*Stated goal*.
Work out how many lines of the material below mention the word "बबनर"; reply with the number only.

*Dataset records*.
◇ ◇ ◇ ◇
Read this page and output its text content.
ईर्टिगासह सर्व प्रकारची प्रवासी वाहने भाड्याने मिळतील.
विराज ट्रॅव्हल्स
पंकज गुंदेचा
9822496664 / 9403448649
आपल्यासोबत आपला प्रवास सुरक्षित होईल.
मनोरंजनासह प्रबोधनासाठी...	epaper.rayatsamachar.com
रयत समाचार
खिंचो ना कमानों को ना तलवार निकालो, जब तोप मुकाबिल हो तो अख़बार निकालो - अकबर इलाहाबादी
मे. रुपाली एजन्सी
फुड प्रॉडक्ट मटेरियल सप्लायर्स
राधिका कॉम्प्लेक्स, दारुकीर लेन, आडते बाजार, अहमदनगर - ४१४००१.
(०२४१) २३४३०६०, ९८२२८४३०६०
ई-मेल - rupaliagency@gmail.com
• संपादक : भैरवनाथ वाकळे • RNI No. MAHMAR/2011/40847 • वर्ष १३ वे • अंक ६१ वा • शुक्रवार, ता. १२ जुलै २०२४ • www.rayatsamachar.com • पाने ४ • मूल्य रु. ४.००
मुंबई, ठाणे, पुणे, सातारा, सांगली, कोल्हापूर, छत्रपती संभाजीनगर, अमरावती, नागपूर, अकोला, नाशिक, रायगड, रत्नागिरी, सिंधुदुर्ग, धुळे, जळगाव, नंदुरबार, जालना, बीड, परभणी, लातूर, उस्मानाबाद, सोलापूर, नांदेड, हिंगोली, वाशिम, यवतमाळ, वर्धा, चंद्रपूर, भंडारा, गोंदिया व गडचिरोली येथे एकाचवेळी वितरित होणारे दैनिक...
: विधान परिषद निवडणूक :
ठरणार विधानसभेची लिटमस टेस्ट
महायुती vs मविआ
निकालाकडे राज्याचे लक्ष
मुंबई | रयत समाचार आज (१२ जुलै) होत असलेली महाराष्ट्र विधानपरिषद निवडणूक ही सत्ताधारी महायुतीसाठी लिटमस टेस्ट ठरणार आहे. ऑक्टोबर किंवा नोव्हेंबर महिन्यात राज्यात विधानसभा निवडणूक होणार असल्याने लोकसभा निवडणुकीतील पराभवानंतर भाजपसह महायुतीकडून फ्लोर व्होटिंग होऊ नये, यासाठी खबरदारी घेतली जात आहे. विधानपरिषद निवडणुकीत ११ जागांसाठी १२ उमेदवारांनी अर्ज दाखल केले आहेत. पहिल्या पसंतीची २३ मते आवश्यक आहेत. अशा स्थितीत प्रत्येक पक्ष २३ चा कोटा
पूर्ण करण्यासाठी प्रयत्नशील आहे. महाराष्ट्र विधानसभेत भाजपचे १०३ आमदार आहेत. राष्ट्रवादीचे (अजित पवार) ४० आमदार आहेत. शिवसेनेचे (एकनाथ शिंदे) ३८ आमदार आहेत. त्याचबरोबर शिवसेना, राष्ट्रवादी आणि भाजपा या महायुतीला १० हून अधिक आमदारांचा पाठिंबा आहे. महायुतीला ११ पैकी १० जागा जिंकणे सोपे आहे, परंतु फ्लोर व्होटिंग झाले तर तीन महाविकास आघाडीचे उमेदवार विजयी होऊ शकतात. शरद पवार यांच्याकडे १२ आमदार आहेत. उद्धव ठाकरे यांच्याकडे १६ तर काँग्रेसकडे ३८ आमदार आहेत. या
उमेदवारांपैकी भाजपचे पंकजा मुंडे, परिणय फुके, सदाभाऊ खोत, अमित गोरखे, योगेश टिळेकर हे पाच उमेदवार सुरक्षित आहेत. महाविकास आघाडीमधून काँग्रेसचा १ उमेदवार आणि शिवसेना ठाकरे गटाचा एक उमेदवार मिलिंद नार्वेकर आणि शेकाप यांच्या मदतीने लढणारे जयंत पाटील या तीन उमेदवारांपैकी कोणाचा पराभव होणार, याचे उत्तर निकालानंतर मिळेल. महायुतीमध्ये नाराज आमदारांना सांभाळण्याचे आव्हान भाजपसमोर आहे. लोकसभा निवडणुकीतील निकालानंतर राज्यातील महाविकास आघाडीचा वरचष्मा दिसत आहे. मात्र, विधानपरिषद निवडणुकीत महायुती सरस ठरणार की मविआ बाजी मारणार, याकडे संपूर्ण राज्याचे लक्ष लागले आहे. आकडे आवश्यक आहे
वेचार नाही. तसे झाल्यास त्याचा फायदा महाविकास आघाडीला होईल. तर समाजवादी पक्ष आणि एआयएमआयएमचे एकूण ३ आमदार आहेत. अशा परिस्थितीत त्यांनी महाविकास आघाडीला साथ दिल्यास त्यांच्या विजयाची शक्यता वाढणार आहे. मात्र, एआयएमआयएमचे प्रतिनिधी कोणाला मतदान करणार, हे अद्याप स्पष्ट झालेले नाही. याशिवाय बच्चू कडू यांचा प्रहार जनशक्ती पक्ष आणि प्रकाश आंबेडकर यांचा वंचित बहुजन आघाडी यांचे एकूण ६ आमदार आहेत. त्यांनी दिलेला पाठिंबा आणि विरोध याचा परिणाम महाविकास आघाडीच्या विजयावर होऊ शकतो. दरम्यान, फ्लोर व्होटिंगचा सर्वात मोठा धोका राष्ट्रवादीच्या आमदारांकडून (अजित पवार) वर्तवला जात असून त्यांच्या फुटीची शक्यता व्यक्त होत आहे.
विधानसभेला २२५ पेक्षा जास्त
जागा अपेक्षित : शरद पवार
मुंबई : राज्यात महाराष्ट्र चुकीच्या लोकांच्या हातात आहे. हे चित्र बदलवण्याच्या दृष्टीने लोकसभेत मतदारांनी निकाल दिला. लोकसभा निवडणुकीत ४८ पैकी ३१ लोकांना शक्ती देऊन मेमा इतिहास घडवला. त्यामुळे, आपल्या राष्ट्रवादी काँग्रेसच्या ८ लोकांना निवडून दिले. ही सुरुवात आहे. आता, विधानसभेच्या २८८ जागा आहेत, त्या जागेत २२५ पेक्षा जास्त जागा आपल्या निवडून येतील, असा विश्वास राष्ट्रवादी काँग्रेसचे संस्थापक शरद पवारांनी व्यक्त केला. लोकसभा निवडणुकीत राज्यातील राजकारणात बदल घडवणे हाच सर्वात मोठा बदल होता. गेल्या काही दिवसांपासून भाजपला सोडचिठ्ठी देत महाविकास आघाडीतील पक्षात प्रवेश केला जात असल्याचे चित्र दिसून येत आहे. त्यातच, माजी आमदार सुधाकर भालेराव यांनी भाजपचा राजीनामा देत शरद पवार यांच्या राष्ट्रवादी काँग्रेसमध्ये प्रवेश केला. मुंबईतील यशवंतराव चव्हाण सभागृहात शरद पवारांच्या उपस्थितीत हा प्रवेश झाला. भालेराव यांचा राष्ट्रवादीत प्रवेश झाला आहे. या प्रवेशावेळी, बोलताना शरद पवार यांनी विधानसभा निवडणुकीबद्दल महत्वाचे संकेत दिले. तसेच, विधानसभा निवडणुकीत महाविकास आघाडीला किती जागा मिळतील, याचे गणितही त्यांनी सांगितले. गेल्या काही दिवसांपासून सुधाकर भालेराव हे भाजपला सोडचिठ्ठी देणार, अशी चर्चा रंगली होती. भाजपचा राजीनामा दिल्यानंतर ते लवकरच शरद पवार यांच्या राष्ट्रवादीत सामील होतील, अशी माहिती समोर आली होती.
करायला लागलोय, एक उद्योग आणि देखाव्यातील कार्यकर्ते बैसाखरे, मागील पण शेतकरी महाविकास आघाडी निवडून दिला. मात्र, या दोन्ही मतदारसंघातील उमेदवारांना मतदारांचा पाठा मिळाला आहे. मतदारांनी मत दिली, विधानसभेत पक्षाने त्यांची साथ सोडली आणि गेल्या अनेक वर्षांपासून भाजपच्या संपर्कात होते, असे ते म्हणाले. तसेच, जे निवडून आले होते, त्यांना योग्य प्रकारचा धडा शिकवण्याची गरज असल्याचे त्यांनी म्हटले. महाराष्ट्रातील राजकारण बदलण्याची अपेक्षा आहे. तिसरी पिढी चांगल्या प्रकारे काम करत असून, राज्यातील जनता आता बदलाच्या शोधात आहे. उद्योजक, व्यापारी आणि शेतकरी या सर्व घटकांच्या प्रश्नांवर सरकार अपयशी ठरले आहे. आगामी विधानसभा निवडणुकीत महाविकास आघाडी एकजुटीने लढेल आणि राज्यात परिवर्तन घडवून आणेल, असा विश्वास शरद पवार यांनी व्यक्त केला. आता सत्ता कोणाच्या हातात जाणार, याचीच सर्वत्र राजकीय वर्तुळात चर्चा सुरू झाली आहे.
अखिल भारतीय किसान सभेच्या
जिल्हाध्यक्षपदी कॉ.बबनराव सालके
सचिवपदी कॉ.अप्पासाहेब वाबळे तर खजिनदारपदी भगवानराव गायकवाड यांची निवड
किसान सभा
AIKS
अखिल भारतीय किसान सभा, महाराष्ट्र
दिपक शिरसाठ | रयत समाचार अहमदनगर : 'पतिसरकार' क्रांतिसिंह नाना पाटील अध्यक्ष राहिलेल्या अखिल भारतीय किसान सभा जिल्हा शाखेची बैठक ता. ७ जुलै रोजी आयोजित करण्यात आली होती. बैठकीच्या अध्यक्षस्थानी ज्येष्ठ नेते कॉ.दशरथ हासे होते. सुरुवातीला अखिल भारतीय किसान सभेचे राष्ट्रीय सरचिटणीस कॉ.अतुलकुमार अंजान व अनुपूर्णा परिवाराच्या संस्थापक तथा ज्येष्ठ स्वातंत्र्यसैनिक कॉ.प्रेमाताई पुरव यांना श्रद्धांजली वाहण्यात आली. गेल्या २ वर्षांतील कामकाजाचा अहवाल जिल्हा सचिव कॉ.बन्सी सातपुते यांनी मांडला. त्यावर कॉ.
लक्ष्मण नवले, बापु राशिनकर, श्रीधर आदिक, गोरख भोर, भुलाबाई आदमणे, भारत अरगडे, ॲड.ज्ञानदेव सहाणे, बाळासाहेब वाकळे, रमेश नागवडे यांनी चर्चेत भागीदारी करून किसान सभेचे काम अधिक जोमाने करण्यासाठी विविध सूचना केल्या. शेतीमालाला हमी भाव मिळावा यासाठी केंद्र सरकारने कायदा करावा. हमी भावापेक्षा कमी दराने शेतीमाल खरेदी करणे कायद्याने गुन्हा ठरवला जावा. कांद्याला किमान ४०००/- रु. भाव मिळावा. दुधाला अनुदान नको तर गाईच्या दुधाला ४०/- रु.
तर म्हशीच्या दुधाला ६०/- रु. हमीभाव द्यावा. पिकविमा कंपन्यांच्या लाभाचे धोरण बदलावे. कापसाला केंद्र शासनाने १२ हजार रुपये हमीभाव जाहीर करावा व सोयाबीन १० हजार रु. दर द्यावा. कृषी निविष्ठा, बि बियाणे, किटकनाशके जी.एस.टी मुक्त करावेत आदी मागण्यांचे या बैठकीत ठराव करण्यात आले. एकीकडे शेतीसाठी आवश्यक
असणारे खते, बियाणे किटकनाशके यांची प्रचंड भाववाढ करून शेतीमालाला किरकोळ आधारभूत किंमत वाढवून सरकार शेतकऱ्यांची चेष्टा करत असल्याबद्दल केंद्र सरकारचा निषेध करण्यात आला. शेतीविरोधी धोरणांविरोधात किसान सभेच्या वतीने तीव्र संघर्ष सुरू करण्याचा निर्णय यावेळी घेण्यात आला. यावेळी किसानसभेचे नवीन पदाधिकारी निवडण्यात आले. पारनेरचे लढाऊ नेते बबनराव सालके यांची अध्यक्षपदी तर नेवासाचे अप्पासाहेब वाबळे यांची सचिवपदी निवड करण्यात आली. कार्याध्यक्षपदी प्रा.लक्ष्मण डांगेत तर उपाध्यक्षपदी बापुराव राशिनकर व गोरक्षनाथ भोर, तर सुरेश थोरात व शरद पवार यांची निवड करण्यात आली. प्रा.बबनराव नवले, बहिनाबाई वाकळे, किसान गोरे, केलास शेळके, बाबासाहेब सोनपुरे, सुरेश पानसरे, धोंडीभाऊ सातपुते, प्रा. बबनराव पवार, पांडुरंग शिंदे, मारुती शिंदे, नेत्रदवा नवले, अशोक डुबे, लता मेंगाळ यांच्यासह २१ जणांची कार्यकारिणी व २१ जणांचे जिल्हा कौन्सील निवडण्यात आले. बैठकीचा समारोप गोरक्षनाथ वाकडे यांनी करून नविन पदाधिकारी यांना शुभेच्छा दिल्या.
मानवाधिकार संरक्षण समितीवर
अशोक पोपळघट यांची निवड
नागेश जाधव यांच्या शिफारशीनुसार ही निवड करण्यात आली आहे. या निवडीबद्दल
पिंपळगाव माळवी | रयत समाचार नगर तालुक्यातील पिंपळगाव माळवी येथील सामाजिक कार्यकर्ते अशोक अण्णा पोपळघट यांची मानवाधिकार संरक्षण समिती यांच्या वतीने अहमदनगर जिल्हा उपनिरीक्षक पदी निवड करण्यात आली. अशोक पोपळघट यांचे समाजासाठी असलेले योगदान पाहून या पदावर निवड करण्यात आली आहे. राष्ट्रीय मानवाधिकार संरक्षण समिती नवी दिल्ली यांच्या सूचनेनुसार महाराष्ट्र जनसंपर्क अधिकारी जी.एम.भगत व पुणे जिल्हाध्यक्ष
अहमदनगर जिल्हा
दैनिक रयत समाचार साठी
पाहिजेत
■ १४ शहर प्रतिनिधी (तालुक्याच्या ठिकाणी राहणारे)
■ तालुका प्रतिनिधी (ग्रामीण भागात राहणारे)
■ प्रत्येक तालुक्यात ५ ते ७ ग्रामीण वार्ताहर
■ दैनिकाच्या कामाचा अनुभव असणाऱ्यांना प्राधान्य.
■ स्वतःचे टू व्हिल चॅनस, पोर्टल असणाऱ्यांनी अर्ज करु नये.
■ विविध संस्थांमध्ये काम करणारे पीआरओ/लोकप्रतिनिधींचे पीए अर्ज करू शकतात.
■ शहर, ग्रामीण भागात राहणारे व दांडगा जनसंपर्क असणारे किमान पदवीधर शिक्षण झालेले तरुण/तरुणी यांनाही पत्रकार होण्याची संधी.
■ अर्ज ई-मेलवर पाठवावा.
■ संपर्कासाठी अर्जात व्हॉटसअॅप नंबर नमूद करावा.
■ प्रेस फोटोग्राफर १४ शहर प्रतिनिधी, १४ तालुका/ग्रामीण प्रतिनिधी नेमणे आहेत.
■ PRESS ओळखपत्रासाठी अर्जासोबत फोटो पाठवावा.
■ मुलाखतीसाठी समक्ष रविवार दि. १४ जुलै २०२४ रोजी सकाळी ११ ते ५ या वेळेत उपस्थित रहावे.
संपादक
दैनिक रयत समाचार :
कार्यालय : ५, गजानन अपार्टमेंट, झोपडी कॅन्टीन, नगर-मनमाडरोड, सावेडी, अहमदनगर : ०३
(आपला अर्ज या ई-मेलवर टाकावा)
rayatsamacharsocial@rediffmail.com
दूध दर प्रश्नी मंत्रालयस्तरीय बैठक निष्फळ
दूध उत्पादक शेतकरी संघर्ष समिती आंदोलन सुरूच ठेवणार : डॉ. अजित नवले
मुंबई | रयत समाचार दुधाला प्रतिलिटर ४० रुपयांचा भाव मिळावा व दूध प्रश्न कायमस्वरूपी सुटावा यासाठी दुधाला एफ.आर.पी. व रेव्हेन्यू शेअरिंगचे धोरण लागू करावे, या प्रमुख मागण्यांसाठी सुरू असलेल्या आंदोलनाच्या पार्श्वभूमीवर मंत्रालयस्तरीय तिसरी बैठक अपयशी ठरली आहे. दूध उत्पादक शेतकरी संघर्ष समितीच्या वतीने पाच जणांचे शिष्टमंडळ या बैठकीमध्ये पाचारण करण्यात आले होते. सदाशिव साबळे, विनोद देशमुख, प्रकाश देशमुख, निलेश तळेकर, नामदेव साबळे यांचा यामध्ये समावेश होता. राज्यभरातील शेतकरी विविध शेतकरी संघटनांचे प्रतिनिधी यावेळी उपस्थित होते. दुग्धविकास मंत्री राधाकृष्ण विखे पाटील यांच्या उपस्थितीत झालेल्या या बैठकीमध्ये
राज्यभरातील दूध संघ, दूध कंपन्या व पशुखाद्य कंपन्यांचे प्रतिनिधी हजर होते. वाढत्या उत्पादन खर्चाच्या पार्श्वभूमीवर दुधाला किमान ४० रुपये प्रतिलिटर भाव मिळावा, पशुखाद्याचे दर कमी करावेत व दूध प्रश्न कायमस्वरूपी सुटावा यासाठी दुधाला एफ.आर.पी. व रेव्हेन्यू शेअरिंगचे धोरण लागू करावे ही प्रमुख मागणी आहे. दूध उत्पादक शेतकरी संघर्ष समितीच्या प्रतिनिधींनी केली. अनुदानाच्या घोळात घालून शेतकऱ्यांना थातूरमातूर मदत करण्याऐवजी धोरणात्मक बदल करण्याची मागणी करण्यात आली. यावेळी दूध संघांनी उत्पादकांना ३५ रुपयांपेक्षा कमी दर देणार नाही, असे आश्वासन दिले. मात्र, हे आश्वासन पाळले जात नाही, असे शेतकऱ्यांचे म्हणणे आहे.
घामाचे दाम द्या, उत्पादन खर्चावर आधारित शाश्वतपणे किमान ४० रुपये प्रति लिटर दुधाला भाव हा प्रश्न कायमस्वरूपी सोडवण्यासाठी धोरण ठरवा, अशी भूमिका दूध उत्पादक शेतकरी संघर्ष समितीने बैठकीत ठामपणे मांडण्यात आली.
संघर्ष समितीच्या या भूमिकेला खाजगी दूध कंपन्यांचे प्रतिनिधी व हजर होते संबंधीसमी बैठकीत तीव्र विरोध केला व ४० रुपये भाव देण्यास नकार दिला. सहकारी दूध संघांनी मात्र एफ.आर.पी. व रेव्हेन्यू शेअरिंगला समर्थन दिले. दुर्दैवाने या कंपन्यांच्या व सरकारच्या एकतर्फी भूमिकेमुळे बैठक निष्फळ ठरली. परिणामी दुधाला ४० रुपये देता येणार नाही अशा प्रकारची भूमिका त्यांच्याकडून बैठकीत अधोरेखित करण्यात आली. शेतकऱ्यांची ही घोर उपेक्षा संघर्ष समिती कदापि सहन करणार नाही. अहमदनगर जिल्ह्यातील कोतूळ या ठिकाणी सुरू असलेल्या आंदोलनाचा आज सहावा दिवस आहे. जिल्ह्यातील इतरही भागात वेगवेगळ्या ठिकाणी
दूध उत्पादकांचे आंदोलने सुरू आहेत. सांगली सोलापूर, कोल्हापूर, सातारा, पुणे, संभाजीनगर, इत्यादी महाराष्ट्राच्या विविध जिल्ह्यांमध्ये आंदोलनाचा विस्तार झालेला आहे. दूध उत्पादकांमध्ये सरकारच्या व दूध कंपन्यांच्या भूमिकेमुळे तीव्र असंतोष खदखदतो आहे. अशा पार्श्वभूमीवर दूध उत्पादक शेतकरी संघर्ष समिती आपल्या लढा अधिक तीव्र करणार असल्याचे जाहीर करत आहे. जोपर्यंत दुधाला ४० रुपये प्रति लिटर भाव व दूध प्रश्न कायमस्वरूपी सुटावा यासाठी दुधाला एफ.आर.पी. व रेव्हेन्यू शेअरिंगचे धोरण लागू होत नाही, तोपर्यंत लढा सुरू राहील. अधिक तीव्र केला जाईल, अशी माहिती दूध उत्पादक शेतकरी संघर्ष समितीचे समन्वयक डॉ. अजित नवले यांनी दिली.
◇ ◇ ◇ ◇
*Result*.
2